* _Work instructions_:
Only the pictures are to be left out; set down the rest of the records exactly.

[Data entries]
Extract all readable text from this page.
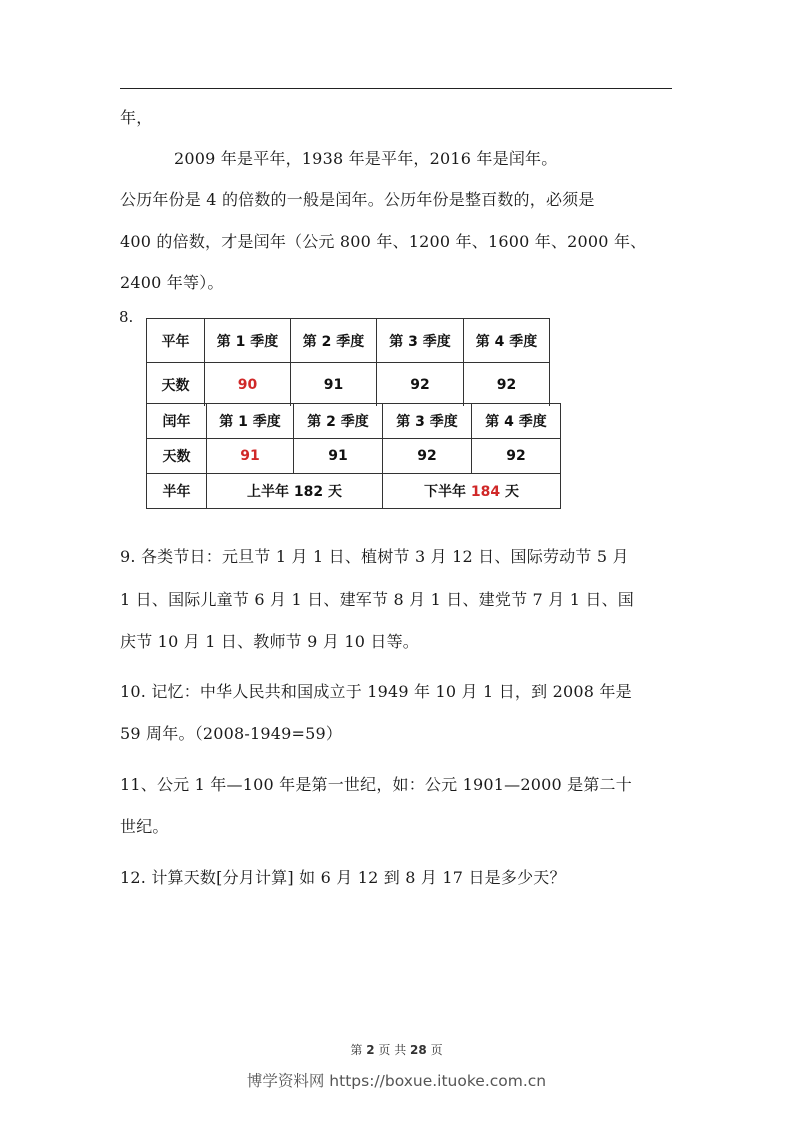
年，
2009 年是平年，1938 年是平年，2016 年是闰年。
公历年份是 4 的倍数的一般是闰年。公历年份是整百数的，必须是
400 的倍数，才是闰年（公元 800 年、1200 年、1600 年、2000 年、
2400 年等）。
8.
平年	第 1 季度	第 2 季度	第 3 季度	第 4 季度
天数	90	91	92	92
闰年	第 1 季度	第 2 季度	第 3 季度	第 4 季度
天数	91	91	92	92
半年	上半年 182 天		下半年 184 天	
9. 各类节日：元旦节 1 月 1 日、植树节 3 月 12 日、国际劳动节 5 月
1 日、国际儿童节 6 月 1 日、建军节 8 月 1 日、建党节 7 月 1 日、国
庆节 10 月 1 日、教师节 9 月 10 日等。
10. 记忆：中华人民共和国成立于 1949 年 10 月 1 日，到 2008 年是
59 周年。（2008-1949=59）
11、公元 1 年—100 年是第一世纪，如：公元 1901—2000 是第二十
世纪。
12. 计算天数[分月计算] 如 6 月 12 到 8 月 17 日是多少天？
第 2 页 共 28 页
博学资料网 https://boxue.ituoke.com.cn
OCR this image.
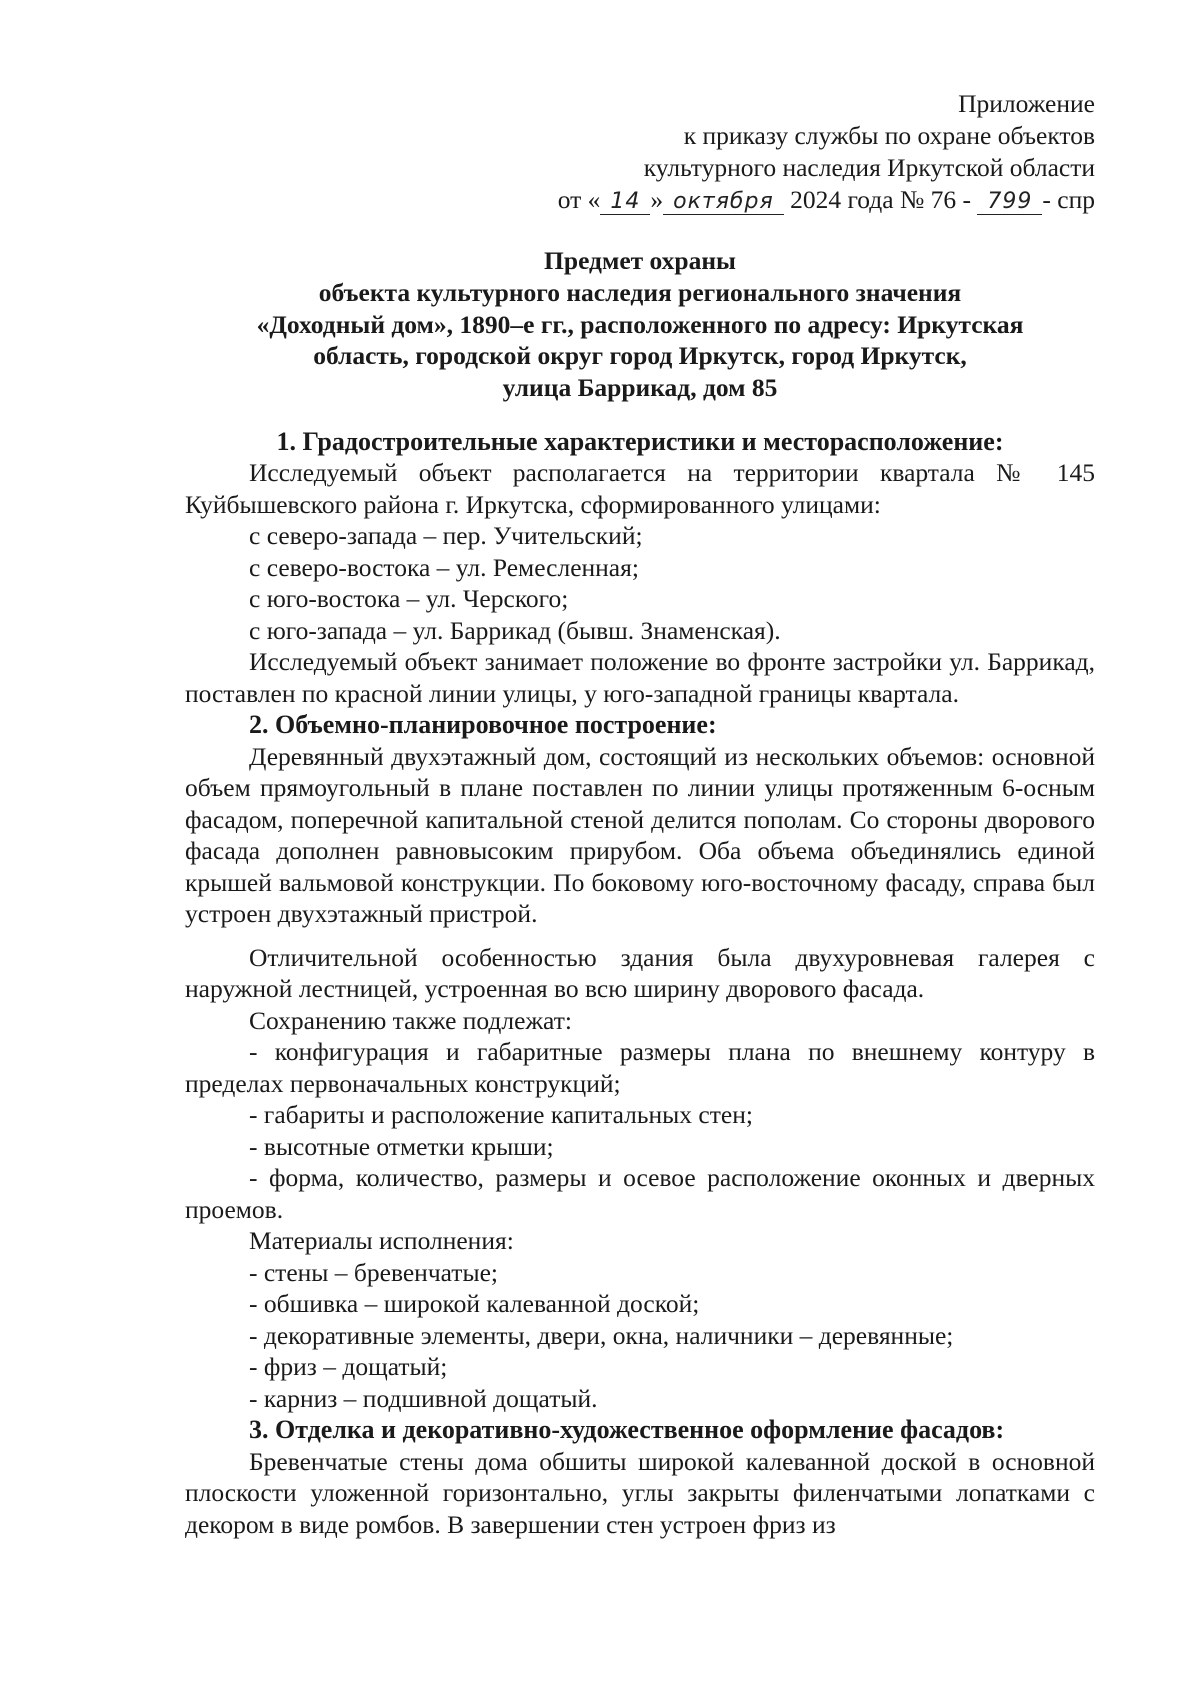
Приложение
к приказу службы по охране объектов
культурного наследия Иркутской области
от « 14 » октября 2024 года № 76 - 799 - спр
Предмет охраны
объекта культурного наследия регионального значения
«Доходный дом», 1890–е гг., расположенного по адресу: Иркутская
область, городской округ город Иркутск, город Иркутск,
улица Баррикад, дом 85
1. Градостроительные характеристики и месторасположение:

Исследуемый объект располагается на территории квартала № 145 Куйбышевского района г. Иркутска, сформированного улицами:

с северо-запада – пер. Учительский;

с северо-востока – ул. Ремесленная;

с юго-востока – ул. Черского;

с юго-запада – ул. Баррикад (бывш. Знаменская).

Исследуемый объект занимает положение во фронте застройки ул. Баррикад, поставлен по красной линии улицы, у юго-западной границы квартала.

2. Объемно-планировочное построение:

Деревянный двухэтажный дом, состоящий из нескольких объемов: основной объем прямоугольный в плане поставлен по линии улицы протяженным 6-осным фасадом, поперечной капитальной стеной делится пополам. Со стороны дворового фасада дополнен равновысоким прирубом. Оба объема объединялись единой крышей вальмовой конструкции. По боковому юго-восточному фасаду, справа был устроен двухэтажный пристрой.

Отличительной особенностью здания была двухуровневая галерея с наружной лестницей, устроенная во всю ширину дворового фасада.

Сохранению также подлежат:

- конфигурация и габаритные размеры плана по внешнему контуру в пределах первоначальных конструкций;

- габариты и расположение капитальных стен;

- высотные отметки крыши;

- форма, количество, размеры и осевое расположение оконных и дверных проемов.

Материалы исполнения:

- стены – бревенчатые;

- обшивка – широкой калеванной доской;

- декоративные элементы, двери, окна, наличники – деревянные;

- фриз – дощатый;

- карниз – подшивной дощатый.

3. Отделка и декоративно-художественное оформление фасадов:

Бревенчатые стены дома обшиты широкой калеванной доской в основной плоскости уложенной горизонтально, углы закрыты филенчатыми лопатками с декором в виде ромбов. В завершении стен устроен фриз из
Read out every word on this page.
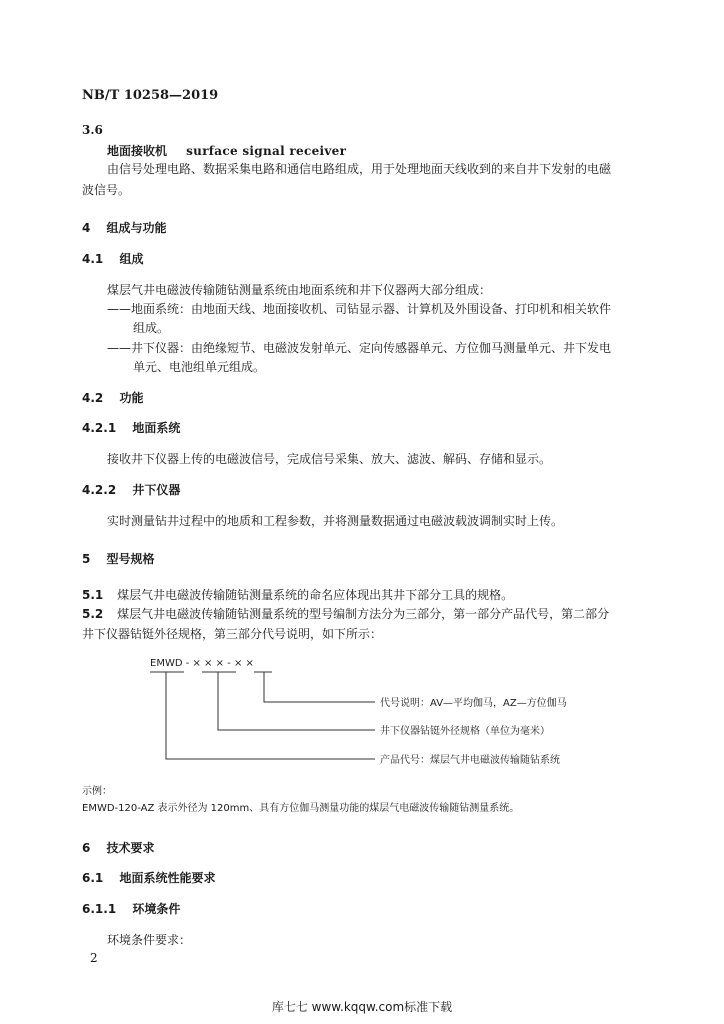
NB/T 10258—2019
3.6
地面接收机 surface signal receiver
由信号处理电路、数据采集电路和通信电路组成，用于处理地面天线收到的来自井下发射的电磁
波信号。
4 组成与功能
4.1 组成
煤层气井电磁波传输随钻测量系统由地面系统和井下仪器两大部分组成：
——地面系统：由地面天线、地面接收机、司钻显示器、计算机及外围设备、打印机和相关软件
组成。
——井下仪器：由绝缘短节、电磁波发射单元、定向传感器单元、方位伽马测量单元、井下发电
单元、电池组单元组成。
4.2 功能
4.2.1 地面系统
接收井下仪器上传的电磁波信号，完成信号采集、放大、滤波、解码、存储和显示。
4.2.2 井下仪器
实时测量钻井过程中的地质和工程参数，并将测量数据通过电磁波载波调制实时上传。
5 型号规格
5.1 煤层气井电磁波传输随钻测量系统的命名应体现出其井下部分工具的规格。
5.2 煤层气井电磁波传输随钻测量系统的型号编制方法分为三部分，第一部分产品代号，第二部分
井下仪器钻铤外径规格，第三部分代号说明，如下所示：
EMWD - × × × - × ×
代号说明：AV—平均伽马，AZ—方位伽马
井下仪器钻铤外径规格（单位为毫米）
产品代号：煤层气井电磁波传输随钻系统
示例：
EMWD-120-AZ 表示外径为 120mm、具有方位伽马测量功能的煤层气电磁波传输随钻测量系统。
6 技术要求
6.1 地面系统性能要求
6.1.1 环境条件
环境条件要求：
2
库七七 www.kqqw.com标准下载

* _Solution to this exercise_:
Extract all readable text from this page.
年，
2009 年是平年，1938 年是平年，2016 年是闰年。
公历年份是 4 的倍数的一般是闰年。公历年份是整百数的，必须是
400 的倍数，才是闰年（公元 800 年、1200 年、1600 年、2000 年、
2400 年等）。
8.
平年	第 1 季度	第 2 季度	第 3 季度	第 4 季度
天数	90	91	92	92
闰年	第 1 季度	第 2 季度	第 3 季度	第 4 季度
天数	91	91	92	92
半年	上半年 182 天		下半年 184 天	
9. 各类节日：元旦节 1 月 1 日、植树节 3 月 12 日、国际劳动节 5 月
1 日、国际儿童节 6 月 1 日、建军节 8 月 1 日、建党节 7 月 1 日、国
庆节 10 月 1 日、教师节 9 月 10 日等。
10. 记忆：中华人民共和国成立于 1949 年 10 月 1 日，到 2008 年是
59 周年。（2008-1949=59）
11、公元 1 年—100 年是第一世纪，如：公元 1901—2000 是第二十
世纪。
12. 计算天数[分月计算] 如 6 月 12 到 8 月 17 日是多少天？
第 2 页 共 28 页
博学资料网 https://boxue.ituoke.com.cn
OCR this image.
Приложение
к приказу службы по охране объектов
культурного наследия Иркутской области
от « 14 » октября 2024 года № 76 - 799 - спр
Предмет охраны
объекта культурного наследия регионального значения
«Доходный дом», 1890–е гг., расположенного по адресу: Иркутская
область, городской округ город Иркутск, город Иркутск,
улица Баррикад, дом 85
1. Градостроительные характеристики и месторасположение:

Исследуемый объект располагается на территории квартала № 145 Куйбышевского района г. Иркутска, сформированного улицами:

с северо-запада – пер. Учительский;

с северо-востока – ул. Ремесленная;

с юго-востока – ул. Черского;

с юго-запада – ул. Баррикад (бывш. Знаменская).

Исследуемый объект занимает положение во фронте застройки ул. Баррикад, поставлен по красной линии улицы, у юго-западной границы квартала.

2. Объемно-планировочное построение:

Деревянный двухэтажный дом, состоящий из нескольких объемов: основной объем прямоугольный в плане поставлен по линии улицы протяженным 6-осным фасадом, поперечной капитальной стеной делится пополам. Со стороны дворового фасада дополнен равновысоким прирубом. Оба объема объединялись единой крышей вальмовой конструкции. По боковому юго-восточному фасаду, справа был устроен двухэтажный пристрой.

Отличительной особенностью здания была двухуровневая галерея с наружной лестницей, устроенная во всю ширину дворового фасада.

Сохранению также подлежат:

- конфигурация и габаритные размеры плана по внешнему контуру в пределах первоначальных конструкций;

- габариты и расположение капитальных стен;

- высотные отметки крыши;

- форма, количество, размеры и осевое расположение оконных и дверных проемов.

Материалы исполнения:

- стены – бревенчатые;

- обшивка – широкой калеванной доской;

- декоративные элементы, двери, окна, наличники – деревянные;

- фриз – дощатый;

- карниз – подшивной дощатый.

3. Отделка и декоративно-художественное оформление фасадов:

Бревенчатые стены дома обшиты широкой калеванной доской в основной плоскости уложенной горизонтально, углы закрыты филенчатыми лопатками с декором в виде ромбов. В завершении стен устроен фриз из
Read out every word on this page.
NB/T 10258—2019
3.6
地面接收机 surface signal receiver
由信号处理电路、数据采集电路和通信电路组成，用于处理地面天线收到的来自井下发射的电磁
波信号。
4 组成与功能
4.1 组成
煤层气井电磁波传输随钻测量系统由地面系统和井下仪器两大部分组成：
——地面系统：由地面天线、地面接收机、司钻显示器、计算机及外围设备、打印机和相关软件
组成。
——井下仪器：由绝缘短节、电磁波发射单元、定向传感器单元、方位伽马测量单元、井下发电
单元、电池组单元组成。
4.2 功能
4.2.1 地面系统
接收井下仪器上传的电磁波信号，完成信号采集、放大、滤波、解码、存储和显示。
4.2.2 井下仪器
实时测量钻井过程中的地质和工程参数，并将测量数据通过电磁波载波调制实时上传。
5 型号规格
5.1 煤层气井电磁波传输随钻测量系统的命名应体现出其井下部分工具的规格。
5.2 煤层气井电磁波传输随钻测量系统的型号编制方法分为三部分，第一部分产品代号，第二部分
井下仪器钻铤外径规格，第三部分代号说明，如下所示：
EMWD - × × × - × ×
代号说明：AV—平均伽马，AZ—方位伽马
井下仪器钻铤外径规格（单位为毫米）
产品代号：煤层气井电磁波传输随钻系统
示例：
EMWD-120-AZ 表示外径为 120mm、具有方位伽马测量功能的煤层气电磁波传输随钻测量系统。
6 技术要求
6.1 地面系统性能要求
6.1.1 环境条件
环境条件要求：
2
库七七 www.kqqw.com标准下载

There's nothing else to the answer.